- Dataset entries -
____
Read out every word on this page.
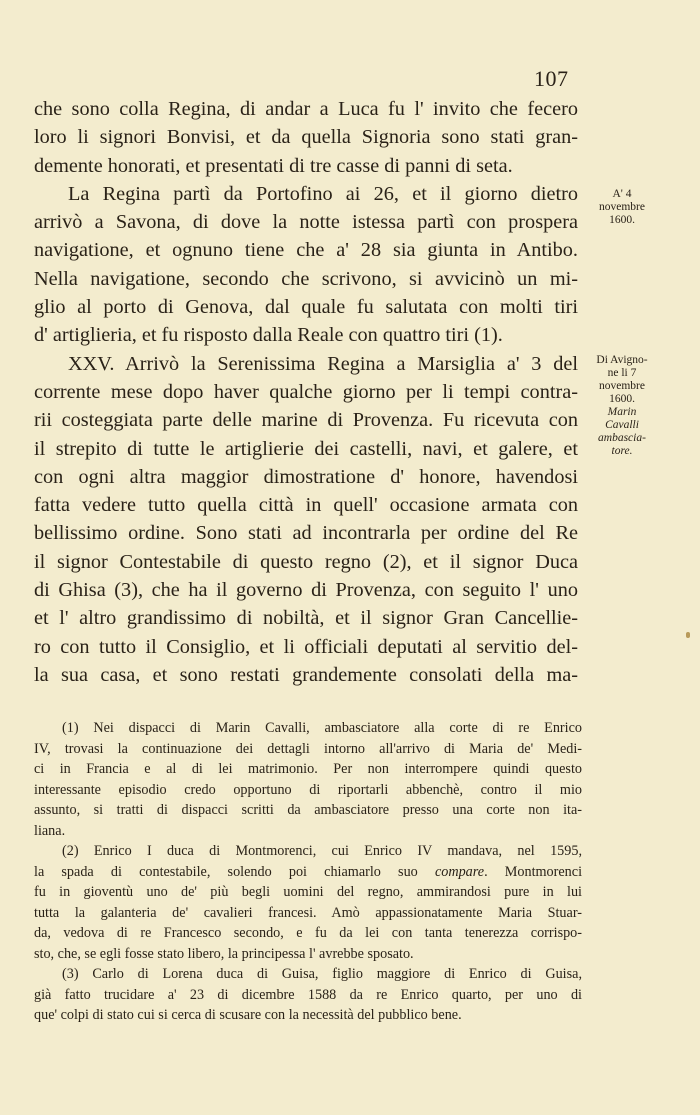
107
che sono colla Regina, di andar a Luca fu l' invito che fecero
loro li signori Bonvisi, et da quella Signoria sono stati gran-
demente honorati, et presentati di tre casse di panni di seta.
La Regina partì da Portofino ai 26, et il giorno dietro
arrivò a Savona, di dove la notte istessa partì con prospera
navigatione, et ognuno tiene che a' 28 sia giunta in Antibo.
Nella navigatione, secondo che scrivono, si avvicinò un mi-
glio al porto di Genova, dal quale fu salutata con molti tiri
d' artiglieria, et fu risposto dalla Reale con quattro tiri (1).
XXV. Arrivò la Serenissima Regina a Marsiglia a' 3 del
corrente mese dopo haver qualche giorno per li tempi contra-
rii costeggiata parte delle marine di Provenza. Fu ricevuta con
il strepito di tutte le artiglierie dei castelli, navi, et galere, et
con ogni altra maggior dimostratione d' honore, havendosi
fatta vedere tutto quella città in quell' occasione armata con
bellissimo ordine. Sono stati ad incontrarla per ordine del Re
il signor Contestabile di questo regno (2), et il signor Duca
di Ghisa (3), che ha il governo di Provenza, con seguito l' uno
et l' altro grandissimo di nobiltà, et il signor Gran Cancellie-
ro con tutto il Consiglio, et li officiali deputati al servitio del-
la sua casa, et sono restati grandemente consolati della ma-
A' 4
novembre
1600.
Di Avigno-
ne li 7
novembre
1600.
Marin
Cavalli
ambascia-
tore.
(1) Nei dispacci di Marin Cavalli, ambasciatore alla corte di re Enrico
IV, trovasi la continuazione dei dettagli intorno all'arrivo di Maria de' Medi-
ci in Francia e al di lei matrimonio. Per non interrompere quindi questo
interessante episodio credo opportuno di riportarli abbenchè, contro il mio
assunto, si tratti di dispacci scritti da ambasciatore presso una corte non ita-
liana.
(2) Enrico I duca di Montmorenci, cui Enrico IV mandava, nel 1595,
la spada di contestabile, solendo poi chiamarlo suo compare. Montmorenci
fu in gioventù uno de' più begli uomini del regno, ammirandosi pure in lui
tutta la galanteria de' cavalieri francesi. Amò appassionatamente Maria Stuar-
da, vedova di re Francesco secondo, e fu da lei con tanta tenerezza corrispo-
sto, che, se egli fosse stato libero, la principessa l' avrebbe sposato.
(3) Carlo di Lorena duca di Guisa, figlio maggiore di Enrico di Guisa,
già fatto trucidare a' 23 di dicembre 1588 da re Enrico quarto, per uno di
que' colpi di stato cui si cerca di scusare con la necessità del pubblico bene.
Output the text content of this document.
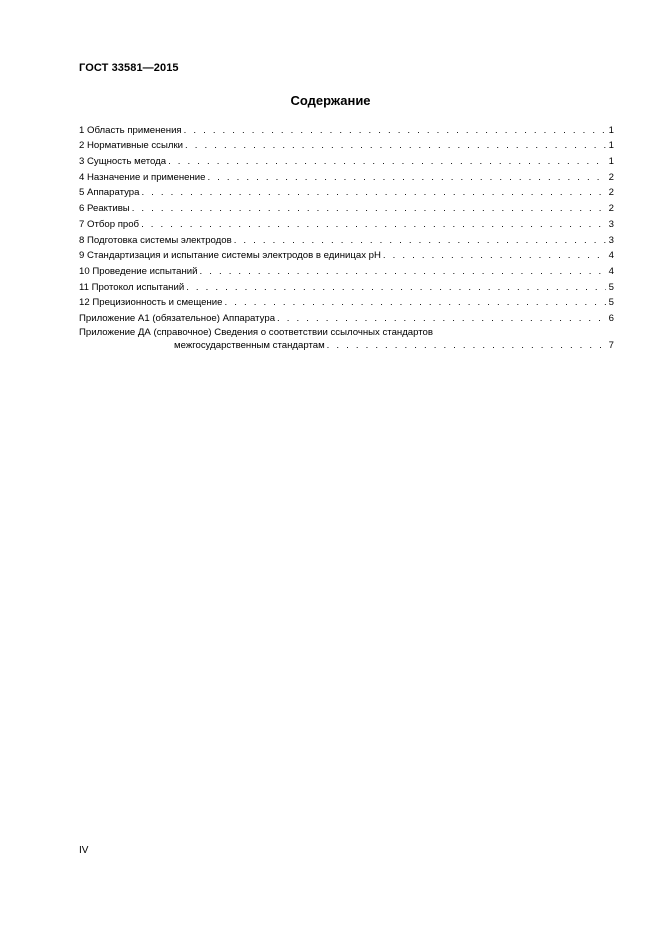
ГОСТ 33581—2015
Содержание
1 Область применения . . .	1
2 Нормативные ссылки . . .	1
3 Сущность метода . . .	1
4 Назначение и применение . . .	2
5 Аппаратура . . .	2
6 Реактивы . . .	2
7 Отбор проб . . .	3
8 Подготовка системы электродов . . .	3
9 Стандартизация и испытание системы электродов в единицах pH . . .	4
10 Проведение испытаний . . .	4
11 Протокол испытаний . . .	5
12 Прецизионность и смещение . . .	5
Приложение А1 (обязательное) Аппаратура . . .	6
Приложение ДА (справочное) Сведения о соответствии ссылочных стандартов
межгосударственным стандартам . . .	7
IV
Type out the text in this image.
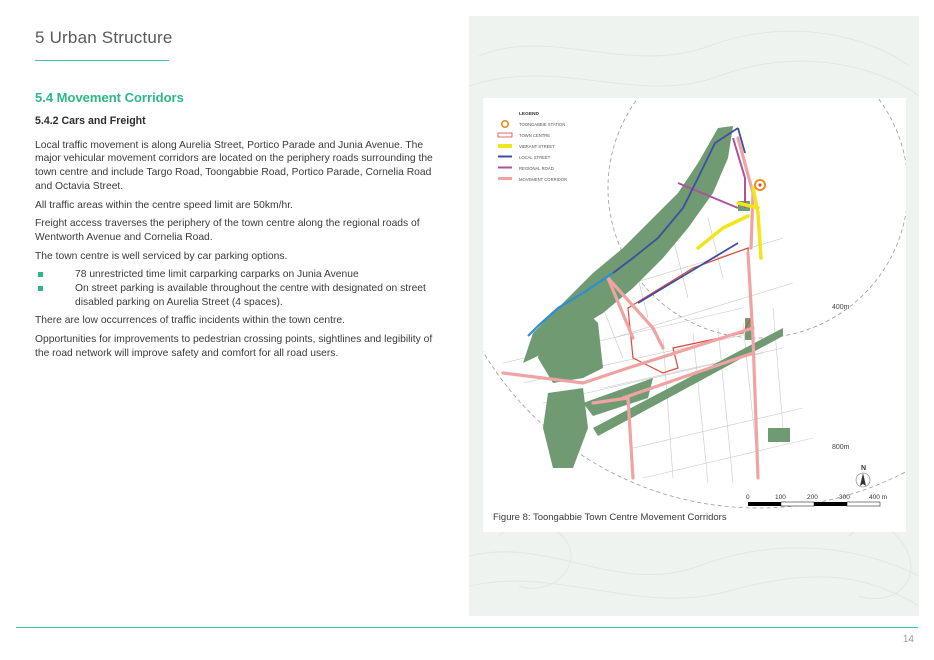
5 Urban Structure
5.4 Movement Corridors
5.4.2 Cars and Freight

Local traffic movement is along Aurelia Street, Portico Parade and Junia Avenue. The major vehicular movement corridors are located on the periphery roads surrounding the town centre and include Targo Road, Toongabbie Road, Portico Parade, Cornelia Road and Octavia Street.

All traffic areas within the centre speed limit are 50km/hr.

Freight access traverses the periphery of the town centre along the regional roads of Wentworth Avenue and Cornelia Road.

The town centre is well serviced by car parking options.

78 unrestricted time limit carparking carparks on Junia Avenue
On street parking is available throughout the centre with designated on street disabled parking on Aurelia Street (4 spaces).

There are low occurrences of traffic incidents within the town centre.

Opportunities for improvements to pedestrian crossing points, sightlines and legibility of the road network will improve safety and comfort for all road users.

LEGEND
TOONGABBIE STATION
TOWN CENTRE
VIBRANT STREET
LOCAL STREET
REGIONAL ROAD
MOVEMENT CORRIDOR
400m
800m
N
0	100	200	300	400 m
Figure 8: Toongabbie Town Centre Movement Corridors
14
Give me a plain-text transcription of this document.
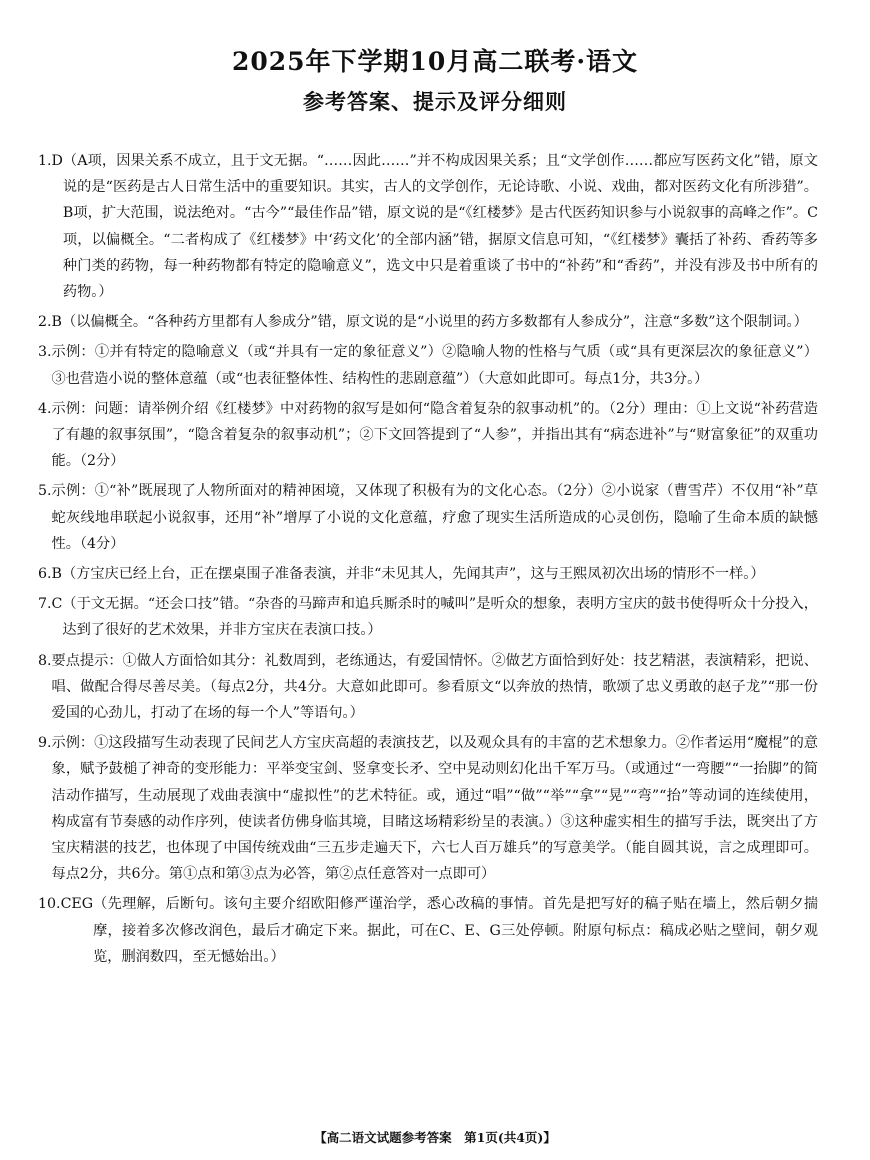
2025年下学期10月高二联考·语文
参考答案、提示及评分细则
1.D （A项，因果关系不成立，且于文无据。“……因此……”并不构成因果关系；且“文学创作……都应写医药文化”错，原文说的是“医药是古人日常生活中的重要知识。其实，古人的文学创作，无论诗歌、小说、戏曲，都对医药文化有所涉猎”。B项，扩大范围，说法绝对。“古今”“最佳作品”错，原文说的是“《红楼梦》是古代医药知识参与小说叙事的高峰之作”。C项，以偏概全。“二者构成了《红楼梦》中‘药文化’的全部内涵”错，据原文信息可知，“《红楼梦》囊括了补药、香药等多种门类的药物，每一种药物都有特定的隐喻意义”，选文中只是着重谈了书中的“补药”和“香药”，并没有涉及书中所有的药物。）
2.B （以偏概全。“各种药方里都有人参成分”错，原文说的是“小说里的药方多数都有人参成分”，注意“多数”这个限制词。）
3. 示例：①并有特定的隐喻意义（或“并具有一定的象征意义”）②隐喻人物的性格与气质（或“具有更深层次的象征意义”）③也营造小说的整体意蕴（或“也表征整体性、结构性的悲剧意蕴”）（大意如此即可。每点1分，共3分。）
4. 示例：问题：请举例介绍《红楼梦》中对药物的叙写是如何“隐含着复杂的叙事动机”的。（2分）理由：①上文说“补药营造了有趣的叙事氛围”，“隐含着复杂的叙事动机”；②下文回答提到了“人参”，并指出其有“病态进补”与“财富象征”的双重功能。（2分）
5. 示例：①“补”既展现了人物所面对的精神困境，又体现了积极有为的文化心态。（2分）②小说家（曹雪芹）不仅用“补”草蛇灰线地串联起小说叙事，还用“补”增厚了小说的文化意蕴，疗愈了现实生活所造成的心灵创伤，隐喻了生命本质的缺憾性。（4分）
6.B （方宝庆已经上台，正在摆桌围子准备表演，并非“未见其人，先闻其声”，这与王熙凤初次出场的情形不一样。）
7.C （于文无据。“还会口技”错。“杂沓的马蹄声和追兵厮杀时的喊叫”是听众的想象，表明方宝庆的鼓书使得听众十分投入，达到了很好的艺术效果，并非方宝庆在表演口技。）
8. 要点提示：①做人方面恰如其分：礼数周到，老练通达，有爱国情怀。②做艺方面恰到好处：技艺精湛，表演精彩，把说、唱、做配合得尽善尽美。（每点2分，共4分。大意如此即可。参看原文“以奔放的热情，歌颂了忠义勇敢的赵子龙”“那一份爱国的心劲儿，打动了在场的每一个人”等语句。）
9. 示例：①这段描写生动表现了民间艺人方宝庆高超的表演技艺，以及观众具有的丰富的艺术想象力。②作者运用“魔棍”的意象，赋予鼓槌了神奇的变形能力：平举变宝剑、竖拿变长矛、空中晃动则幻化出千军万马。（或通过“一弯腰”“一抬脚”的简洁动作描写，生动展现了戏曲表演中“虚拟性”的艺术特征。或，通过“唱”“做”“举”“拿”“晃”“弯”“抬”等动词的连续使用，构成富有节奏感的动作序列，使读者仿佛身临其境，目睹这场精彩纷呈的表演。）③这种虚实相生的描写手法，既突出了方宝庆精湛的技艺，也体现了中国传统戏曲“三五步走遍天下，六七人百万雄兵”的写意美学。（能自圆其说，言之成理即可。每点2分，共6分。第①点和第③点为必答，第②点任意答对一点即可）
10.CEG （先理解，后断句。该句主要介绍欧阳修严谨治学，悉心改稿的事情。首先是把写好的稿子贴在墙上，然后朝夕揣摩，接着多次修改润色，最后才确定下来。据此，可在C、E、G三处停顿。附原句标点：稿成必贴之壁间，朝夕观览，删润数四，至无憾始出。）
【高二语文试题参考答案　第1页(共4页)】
____
Identify each line in the records above containing the word "Enrico"; copy those lines.

(1) Nei dispacci di Marin Cavalli, ambasciatore alla corte di re Enrico
(2) Enrico I duca di Montmorenci, cui Enrico IV mandava, nel 1595,
(3) Carlo di Lorena duca di Guisa, figlio maggiore di Enrico di Guisa,
già fatto trucidare a' 23 di dicembre 1588 da re Enrico quarto, per uno di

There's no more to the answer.